[Dataset items]
===

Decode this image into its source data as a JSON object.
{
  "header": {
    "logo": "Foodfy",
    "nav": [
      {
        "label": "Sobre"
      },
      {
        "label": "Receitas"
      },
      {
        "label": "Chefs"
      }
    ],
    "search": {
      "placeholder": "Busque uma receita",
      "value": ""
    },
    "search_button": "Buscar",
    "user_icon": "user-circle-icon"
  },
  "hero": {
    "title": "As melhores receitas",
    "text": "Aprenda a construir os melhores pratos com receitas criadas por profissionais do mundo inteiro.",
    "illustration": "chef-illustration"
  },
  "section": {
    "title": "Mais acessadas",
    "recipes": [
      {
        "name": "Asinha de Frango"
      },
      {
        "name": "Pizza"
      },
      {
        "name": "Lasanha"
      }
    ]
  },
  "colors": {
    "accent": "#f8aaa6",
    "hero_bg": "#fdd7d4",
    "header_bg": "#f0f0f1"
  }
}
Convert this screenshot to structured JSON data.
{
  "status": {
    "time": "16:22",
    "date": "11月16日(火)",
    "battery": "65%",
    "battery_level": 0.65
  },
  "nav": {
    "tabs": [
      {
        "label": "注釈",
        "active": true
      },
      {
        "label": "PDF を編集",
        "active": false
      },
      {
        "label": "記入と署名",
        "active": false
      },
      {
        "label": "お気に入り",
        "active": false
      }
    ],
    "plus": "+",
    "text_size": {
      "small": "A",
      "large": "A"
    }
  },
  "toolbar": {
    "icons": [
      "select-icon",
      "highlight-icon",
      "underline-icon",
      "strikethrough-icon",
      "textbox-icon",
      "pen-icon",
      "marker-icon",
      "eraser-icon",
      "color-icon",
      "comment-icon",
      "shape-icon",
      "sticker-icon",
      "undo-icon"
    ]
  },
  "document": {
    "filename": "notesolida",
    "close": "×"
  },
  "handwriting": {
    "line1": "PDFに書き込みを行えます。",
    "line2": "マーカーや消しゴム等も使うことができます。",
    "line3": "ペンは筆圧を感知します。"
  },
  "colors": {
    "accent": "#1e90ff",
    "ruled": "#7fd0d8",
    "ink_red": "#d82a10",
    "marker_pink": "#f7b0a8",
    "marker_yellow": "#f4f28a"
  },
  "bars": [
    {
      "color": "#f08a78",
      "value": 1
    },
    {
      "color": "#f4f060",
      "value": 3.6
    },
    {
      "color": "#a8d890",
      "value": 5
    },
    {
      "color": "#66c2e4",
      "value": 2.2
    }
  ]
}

===

**Aim of the task**
Looking at the listing above, count the lines that contain "title" and give nothing but the number.

**Result for this task**
2